Stated problem: For every line in the records that has the word "Gasentladungslampen", make a copy.

****

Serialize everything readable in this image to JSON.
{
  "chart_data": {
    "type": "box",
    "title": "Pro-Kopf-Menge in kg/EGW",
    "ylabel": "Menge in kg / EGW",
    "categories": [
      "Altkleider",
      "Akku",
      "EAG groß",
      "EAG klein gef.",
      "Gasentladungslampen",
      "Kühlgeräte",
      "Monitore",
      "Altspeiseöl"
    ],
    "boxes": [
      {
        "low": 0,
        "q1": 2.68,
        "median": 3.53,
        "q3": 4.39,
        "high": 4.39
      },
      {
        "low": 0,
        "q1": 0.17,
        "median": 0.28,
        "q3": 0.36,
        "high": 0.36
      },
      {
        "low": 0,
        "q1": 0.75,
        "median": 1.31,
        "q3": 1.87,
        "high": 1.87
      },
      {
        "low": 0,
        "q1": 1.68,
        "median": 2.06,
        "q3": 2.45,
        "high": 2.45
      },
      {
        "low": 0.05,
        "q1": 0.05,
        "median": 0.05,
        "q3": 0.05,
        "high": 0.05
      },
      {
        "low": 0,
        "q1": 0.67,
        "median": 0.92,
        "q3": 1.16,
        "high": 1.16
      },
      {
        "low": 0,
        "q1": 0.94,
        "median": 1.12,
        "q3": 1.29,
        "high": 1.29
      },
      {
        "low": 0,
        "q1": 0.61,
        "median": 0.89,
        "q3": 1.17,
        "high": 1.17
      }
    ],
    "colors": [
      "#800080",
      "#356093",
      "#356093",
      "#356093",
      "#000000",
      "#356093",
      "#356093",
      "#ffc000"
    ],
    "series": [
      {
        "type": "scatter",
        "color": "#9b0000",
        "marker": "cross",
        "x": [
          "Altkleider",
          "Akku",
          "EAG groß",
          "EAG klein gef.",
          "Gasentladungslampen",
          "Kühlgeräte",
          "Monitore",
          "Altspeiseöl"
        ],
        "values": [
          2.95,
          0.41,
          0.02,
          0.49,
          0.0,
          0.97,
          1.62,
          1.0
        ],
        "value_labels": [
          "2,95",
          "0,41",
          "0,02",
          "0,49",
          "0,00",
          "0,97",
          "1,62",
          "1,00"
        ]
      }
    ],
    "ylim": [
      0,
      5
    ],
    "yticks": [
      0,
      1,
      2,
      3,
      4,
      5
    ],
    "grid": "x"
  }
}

****

Output:
      "Gasentladungslampen",
          "Gasentladungslampen",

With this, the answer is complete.